- **SOURCE MATERIAL**:
- - -

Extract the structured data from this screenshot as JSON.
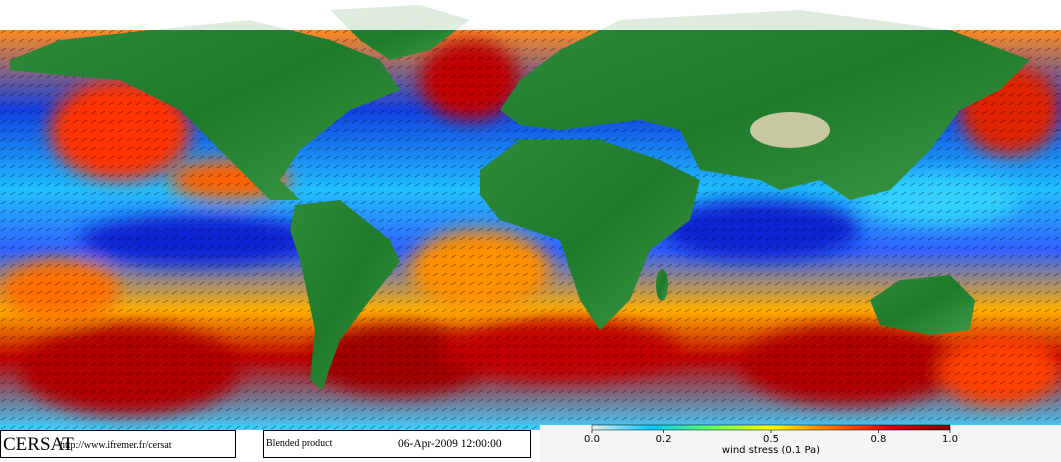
{
  "footer": {
    "logo": "CERSAT",
    "url": "http://www.ifremer.fr/cersat",
    "product": "Blended product",
    "date": "06-Apr-2009 12:00:00"
  },
  "colorbar": {
    "label": "wind stress (0.1 Pa)",
    "lim": [
      0,
      1
    ],
    "ticks": [
      {
        "value": 0,
        "label": "0.0"
      },
      0.2,
      0.5,
      0.8,
      {
        "value": 1,
        "label": "1.0"
      }
    ],
    "colors": [
      "#e8f0e8",
      "#00c8ff",
      "#60ff60",
      "#ffff00",
      "#ff7000",
      "#e00000",
      "#7a0000"
    ]
  }
}
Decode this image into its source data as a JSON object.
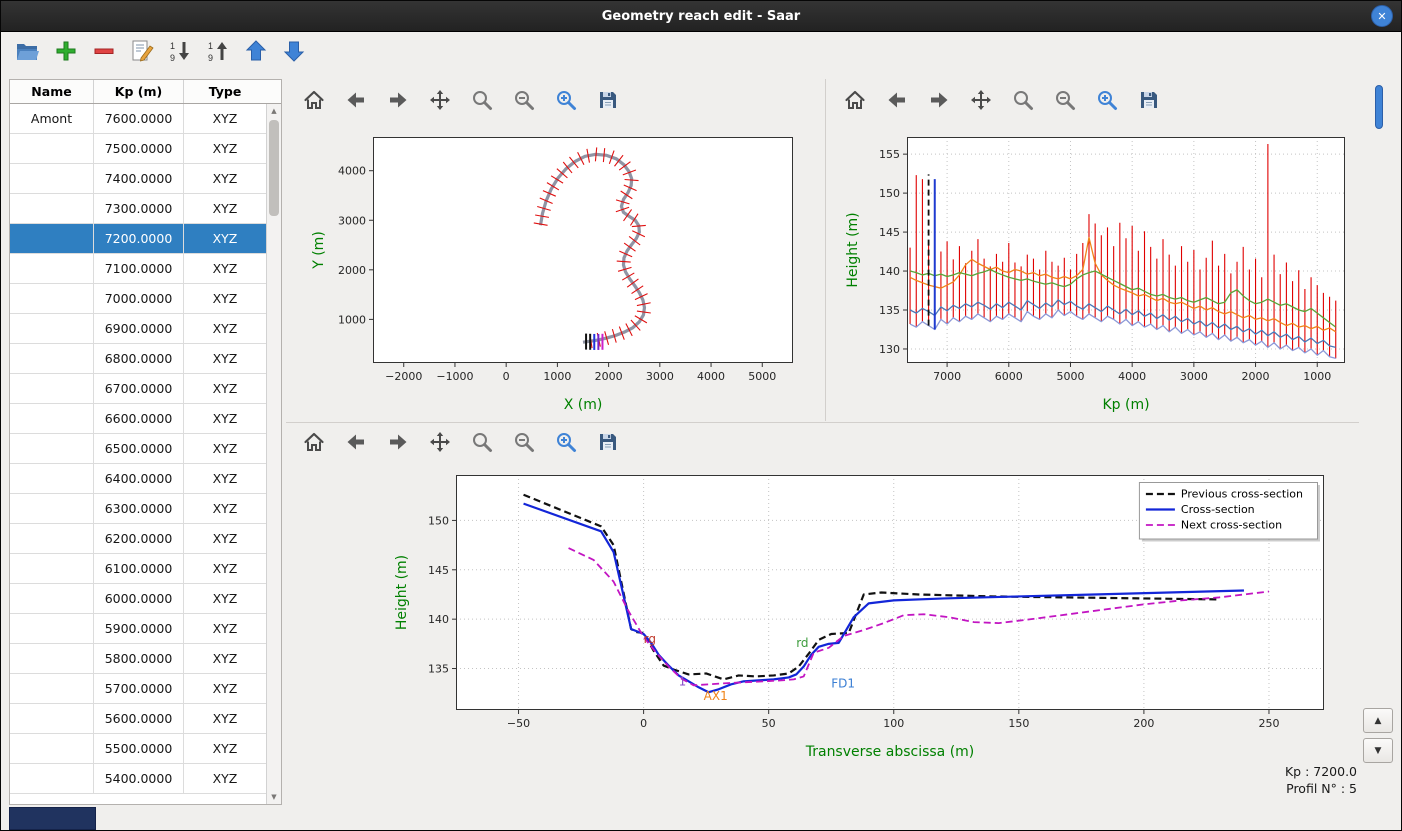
{
  "window": {
    "title": "Geometry reach edit - Saar"
  },
  "main_toolbar": {
    "icons": [
      "open-folder-icon",
      "add-icon",
      "remove-icon",
      "edit-icon",
      "sort-descending-icon",
      "sort-ascending-icon",
      "move-up-icon",
      "move-down-icon"
    ]
  },
  "mpl_toolbar": {
    "icons": [
      "home-icon",
      "back-icon",
      "forward-icon",
      "pan-icon",
      "zoom-icon",
      "zoom-out-icon",
      "zoom-in-icon",
      "save-icon"
    ]
  },
  "table": {
    "columns": [
      "Name",
      "Kp (m)",
      "Type"
    ],
    "selected_index": 4,
    "rows": [
      [
        "Amont",
        "7600.0000",
        "XYZ"
      ],
      [
        "",
        "7500.0000",
        "XYZ"
      ],
      [
        "",
        "7400.0000",
        "XYZ"
      ],
      [
        "",
        "7300.0000",
        "XYZ"
      ],
      [
        "",
        "7200.0000",
        "XYZ"
      ],
      [
        "",
        "7100.0000",
        "XYZ"
      ],
      [
        "",
        "7000.0000",
        "XYZ"
      ],
      [
        "",
        "6900.0000",
        "XYZ"
      ],
      [
        "",
        "6800.0000",
        "XYZ"
      ],
      [
        "",
        "6700.0000",
        "XYZ"
      ],
      [
        "",
        "6600.0000",
        "XYZ"
      ],
      [
        "",
        "6500.0000",
        "XYZ"
      ],
      [
        "",
        "6400.0000",
        "XYZ"
      ],
      [
        "",
        "6300.0000",
        "XYZ"
      ],
      [
        "",
        "6200.0000",
        "XYZ"
      ],
      [
        "",
        "6100.0000",
        "XYZ"
      ],
      [
        "",
        "6000.0000",
        "XYZ"
      ],
      [
        "",
        "5900.0000",
        "XYZ"
      ],
      [
        "",
        "5800.0000",
        "XYZ"
      ],
      [
        "",
        "5700.0000",
        "XYZ"
      ],
      [
        "",
        "5600.0000",
        "XYZ"
      ],
      [
        "",
        "5500.0000",
        "XYZ"
      ],
      [
        "",
        "5400.0000",
        "XYZ"
      ]
    ]
  },
  "status": {
    "kp": "Kp : 7200.0",
    "profil": "Profil N° : 5"
  },
  "chart_data": [
    {
      "id": "plan-view",
      "type": "line",
      "title": "",
      "xlabel": "X (m)",
      "ylabel": "Y (m)",
      "xlim": [
        -2600,
        5600
      ],
      "ylim": [
        120,
        4680
      ],
      "xticks": [
        -2000,
        -1000,
        0,
        1000,
        2000,
        3000,
        4000,
        5000
      ],
      "yticks": [
        1000,
        2000,
        3000,
        4000
      ],
      "grid": false,
      "centerline": {
        "color": "#9094a4",
        "cross_tick_color": "#e01010",
        "x": [
          1500,
          1650,
          1800,
          1950,
          2120,
          2300,
          2470,
          2600,
          2680,
          2700,
          2670,
          2600,
          2510,
          2410,
          2330,
          2290,
          2300,
          2360,
          2450,
          2540,
          2600,
          2590,
          2520,
          2400,
          2290,
          2250,
          2290,
          2380,
          2440,
          2450,
          2400,
          2300,
          2150,
          1960,
          1750,
          1540,
          1350,
          1170,
          1010,
          880,
          780,
          710,
          670
        ],
        "y": [
          540,
          560,
          585,
          620,
          670,
          740,
          830,
          950,
          1090,
          1240,
          1390,
          1540,
          1680,
          1820,
          1960,
          2100,
          2240,
          2380,
          2510,
          2630,
          2760,
          2890,
          3000,
          3080,
          3160,
          3280,
          3420,
          3560,
          3700,
          3840,
          3980,
          4120,
          4240,
          4310,
          4330,
          4290,
          4190,
          4040,
          3850,
          3630,
          3390,
          3140,
          2900
        ]
      },
      "start_markers": [
        {
          "x": 1560,
          "y": 552,
          "color": "#111111"
        },
        {
          "x": 1640,
          "y": 548,
          "color": "#111111"
        },
        {
          "x": 1720,
          "y": 545,
          "color": "#2233dd"
        },
        {
          "x": 1800,
          "y": 545,
          "color": "#7722cc"
        },
        {
          "x": 1880,
          "y": 548,
          "color": "#cc22cc"
        }
      ]
    },
    {
      "id": "longitudinal-profile",
      "type": "line",
      "title": "",
      "xlabel": "Kp (m)",
      "ylabel": "Height (m)",
      "xlim": [
        7650,
        550
      ],
      "ylim": [
        128.2,
        157.2
      ],
      "xticks": [
        7000,
        6000,
        5000,
        4000,
        3000,
        2000,
        1000
      ],
      "yticks": [
        130,
        135,
        140,
        145,
        150,
        155
      ],
      "grid": true,
      "bars_color": "#e00000",
      "bottom_line_color": "#8c99d8",
      "kp": [
        7600,
        7500,
        7400,
        7300,
        7200,
        7100,
        7000,
        6900,
        6800,
        6700,
        6600,
        6500,
        6400,
        6300,
        6200,
        6100,
        6000,
        5900,
        5800,
        5700,
        5600,
        5500,
        5400,
        5300,
        5200,
        5100,
        5000,
        4900,
        4800,
        4700,
        4600,
        4500,
        4400,
        4300,
        4200,
        4100,
        4000,
        3900,
        3800,
        3700,
        3600,
        3500,
        3400,
        3300,
        3200,
        3100,
        3000,
        2900,
        2800,
        2700,
        2600,
        2500,
        2400,
        2300,
        2200,
        2100,
        2000,
        1900,
        1800,
        1700,
        1600,
        1500,
        1400,
        1300,
        1200,
        1100,
        1000,
        900,
        800,
        700
      ],
      "cross_section_tops": [
        143.0,
        152.3,
        151.8,
        144.0,
        144.5,
        142.5,
        143.8,
        141.5,
        143.2,
        141.0,
        142.6,
        144.1,
        141.6,
        140.6,
        142.2,
        141.2,
        143.6,
        141.1,
        140.6,
        142.1,
        141.6,
        140.2,
        142.6,
        141.2,
        140.7,
        141.7,
        140.2,
        142.2,
        143.6,
        147.3,
        146.1,
        144.6,
        145.6,
        143.2,
        146.2,
        144.2,
        145.8,
        142.6,
        145.1,
        143.1,
        141.6,
        144.1,
        142.1,
        140.7,
        143.2,
        141.2,
        142.7,
        140.2,
        141.7,
        143.9,
        140.7,
        142.2,
        139.7,
        141.2,
        143.1,
        140.2,
        141.6,
        139.2,
        156.3,
        142.1,
        139.6,
        141.1,
        138.7,
        140.1,
        137.7,
        139.2,
        138.2,
        137.2,
        136.7,
        136.2
      ],
      "cross_section_bottoms": [
        133.2,
        132.8,
        133.5,
        133.0,
        132.5,
        133.8,
        133.2,
        134.0,
        133.5,
        134.2,
        133.8,
        134.5,
        134.0,
        133.5,
        134.2,
        133.8,
        134.5,
        134.0,
        133.5,
        134.8,
        134.2,
        133.8,
        134.5,
        134.0,
        135.0,
        134.3,
        134.8,
        134.2,
        133.8,
        134.5,
        134.0,
        133.5,
        134.2,
        133.8,
        133.2,
        133.8,
        133.0,
        133.5,
        132.8,
        133.2,
        132.5,
        133.0,
        132.2,
        132.8,
        132.0,
        132.5,
        131.8,
        132.2,
        131.5,
        132.0,
        131.2,
        131.8,
        131.0,
        131.5,
        130.8,
        131.2,
        130.5,
        131.0,
        130.2,
        130.8,
        130.0,
        130.5,
        129.8,
        130.2,
        129.5,
        130.0,
        129.2,
        129.8,
        129.0,
        128.8
      ],
      "series": [
        {
          "name": "series-orange",
          "color": "#f08418",
          "values": [
            139.2,
            138.8,
            138.5,
            138.2,
            138.0,
            137.8,
            138.2,
            138.6,
            139.5,
            140.8,
            141.5,
            141.0,
            140.6,
            140.2,
            140.5,
            140.0,
            139.8,
            140.2,
            140.0,
            139.6,
            139.8,
            139.4,
            139.6,
            139.2,
            139.0,
            139.3,
            139.0,
            139.4,
            140.2,
            144.3,
            141.0,
            139.5,
            138.8,
            138.2,
            137.8,
            137.5,
            137.2,
            136.8,
            137.0,
            136.6,
            136.2,
            136.5,
            136.0,
            135.8,
            136.0,
            135.6,
            135.2,
            135.5,
            135.0,
            135.3,
            134.8,
            134.5,
            134.8,
            134.4,
            134.0,
            134.3,
            133.8,
            134.0,
            133.6,
            133.9,
            133.4,
            133.0,
            133.3,
            132.8,
            133.0,
            132.6,
            132.9,
            132.4,
            132.7,
            132.2
          ]
        },
        {
          "name": "series-green",
          "color": "#58a438",
          "values": [
            140.0,
            139.8,
            139.5,
            139.7,
            139.4,
            139.6,
            139.3,
            139.5,
            139.8,
            139.6,
            139.4,
            139.7,
            139.9,
            140.2,
            139.8,
            139.5,
            139.2,
            139.0,
            138.8,
            139.0,
            138.7,
            138.5,
            138.3,
            138.5,
            138.2,
            138.0,
            138.3,
            139.0,
            139.5,
            139.8,
            140.0,
            139.6,
            139.2,
            138.8,
            138.4,
            138.0,
            137.6,
            137.8,
            137.4,
            137.0,
            136.8,
            137.0,
            136.6,
            136.4,
            136.6,
            136.2,
            136.0,
            136.3,
            136.6,
            136.2,
            135.8,
            136.0,
            137.2,
            137.6,
            136.8,
            136.2,
            135.8,
            136.0,
            136.4,
            136.0,
            135.6,
            135.8,
            135.4,
            135.0,
            134.8,
            135.2,
            134.6,
            134.0,
            133.4,
            132.8
          ]
        },
        {
          "name": "series-steelblue",
          "color": "#4a79b8",
          "values": [
            135.0,
            134.6,
            135.2,
            134.8,
            134.3,
            135.4,
            134.9,
            135.6,
            135.2,
            135.8,
            135.4,
            136.0,
            135.6,
            135.1,
            135.8,
            135.3,
            136.0,
            135.5,
            135.0,
            136.2,
            135.7,
            135.2,
            135.9,
            135.4,
            136.3,
            135.7,
            136.1,
            135.5,
            135.1,
            135.8,
            135.3,
            134.8,
            135.5,
            135.0,
            134.5,
            135.1,
            134.4,
            134.9,
            134.2,
            134.6,
            133.9,
            134.4,
            133.7,
            134.2,
            133.5,
            133.9,
            133.2,
            133.6,
            132.9,
            133.4,
            132.7,
            133.2,
            132.5,
            132.9,
            132.2,
            132.6,
            131.9,
            132.4,
            131.7,
            132.2,
            131.5,
            131.9,
            131.2,
            131.6,
            130.9,
            131.4,
            130.7,
            131.1,
            130.4,
            130.2
          ]
        }
      ],
      "markers": [
        {
          "name": "previous-cross-section-marker",
          "kp": 7300,
          "from": 133.0,
          "to": 152.4,
          "color": "#111111",
          "dash": true
        },
        {
          "name": "current-cross-section-marker",
          "kp": 7200,
          "from": 132.5,
          "to": 151.8,
          "color": "#1f3bd0",
          "dash": false
        }
      ]
    },
    {
      "id": "cross-section-editor",
      "type": "line",
      "title": "",
      "xlabel": "Transverse abscissa (m)",
      "ylabel": "Height (m)",
      "xlim": [
        -75,
        272
      ],
      "ylim": [
        130.8,
        154.6
      ],
      "xticks": [
        -50,
        0,
        50,
        100,
        150,
        200,
        250
      ],
      "yticks": [
        135,
        140,
        145,
        150
      ],
      "grid": true,
      "legend": {
        "position": "upper-right",
        "entries": [
          "Previous cross-section",
          "Cross-section",
          "Next cross-section"
        ]
      },
      "series": [
        {
          "name": "Previous cross-section",
          "color": "#111111",
          "dash": [
            7,
            4
          ],
          "width": 2.2,
          "x": [
            -48,
            -17,
            -12,
            -5,
            -3,
            0,
            4,
            8,
            12,
            18,
            25,
            32,
            38,
            45,
            52,
            58,
            62,
            66,
            70,
            75,
            82,
            88,
            95,
            110,
            140,
            170,
            200,
            230
          ],
          "y": [
            152.6,
            149.4,
            147.5,
            139.0,
            138.7,
            138.6,
            136.8,
            135.3,
            134.9,
            134.4,
            134.5,
            133.9,
            134.3,
            134.2,
            134.3,
            134.5,
            135.2,
            136.5,
            137.9,
            138.5,
            138.6,
            142.5,
            142.7,
            142.5,
            142.3,
            142.2,
            142.1,
            142.0
          ]
        },
        {
          "name": "Cross-section",
          "color": "#1326d8",
          "dash": null,
          "width": 2.2,
          "x": [
            -48,
            -17,
            -12,
            -5,
            0,
            3,
            6,
            10,
            14,
            18,
            22,
            26,
            30,
            35,
            40,
            46,
            52,
            58,
            61,
            64,
            67,
            70,
            74,
            78,
            84,
            90,
            100,
            120,
            150,
            180,
            210,
            240
          ],
          "y": [
            151.7,
            148.9,
            146.8,
            139.0,
            138.5,
            137.6,
            136.4,
            135.3,
            134.3,
            133.7,
            133.1,
            132.6,
            132.9,
            133.4,
            133.7,
            133.8,
            133.9,
            134.1,
            134.4,
            135.2,
            136.4,
            137.2,
            137.5,
            137.6,
            140.2,
            141.6,
            141.9,
            142.1,
            142.3,
            142.5,
            142.7,
            142.9
          ]
        },
        {
          "name": "Next cross-section",
          "color": "#c215c2",
          "dash": [
            7,
            4
          ],
          "width": 1.8,
          "x": [
            -30,
            -20,
            -12,
            -6,
            0,
            5,
            10,
            15,
            20,
            26,
            32,
            40,
            48,
            55,
            60,
            64,
            68,
            74,
            80,
            88,
            96,
            104,
            112,
            122,
            132,
            142,
            155,
            170,
            185,
            200,
            215,
            230,
            250
          ],
          "y": [
            147.2,
            146.0,
            143.8,
            140.8,
            138.2,
            136.6,
            135.2,
            134.0,
            133.3,
            133.4,
            133.5,
            133.6,
            133.7,
            133.8,
            133.9,
            134.2,
            136.6,
            137.1,
            138.3,
            138.9,
            139.6,
            140.4,
            140.5,
            140.2,
            139.7,
            139.6,
            140.0,
            140.5,
            141.0,
            141.5,
            141.9,
            142.2,
            142.8
          ]
        }
      ],
      "annotations": [
        {
          "text": "rg",
          "x": 0,
          "y": 137.6,
          "color": "#c03a2b"
        },
        {
          "text": "rd",
          "x": 61,
          "y": 137.2,
          "color": "#3d9c3d"
        },
        {
          "text": "FD1",
          "x": 75,
          "y": 133.1,
          "color": "#3b7fd4"
        },
        {
          "text": "AX1",
          "x": 24,
          "y": 131.8,
          "color": "#f08418"
        },
        {
          "text": "1",
          "x": 14,
          "y": 133.3,
          "color": "#8a4fc8"
        }
      ]
    }
  ]
}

- - -

- **TASK BRIEF**:
Look over the material above and show each line where "sort" appears.

- **SOLUTION TO THIS TASK**:
      "sort-descending-icon",
      "sort-ascending-icon",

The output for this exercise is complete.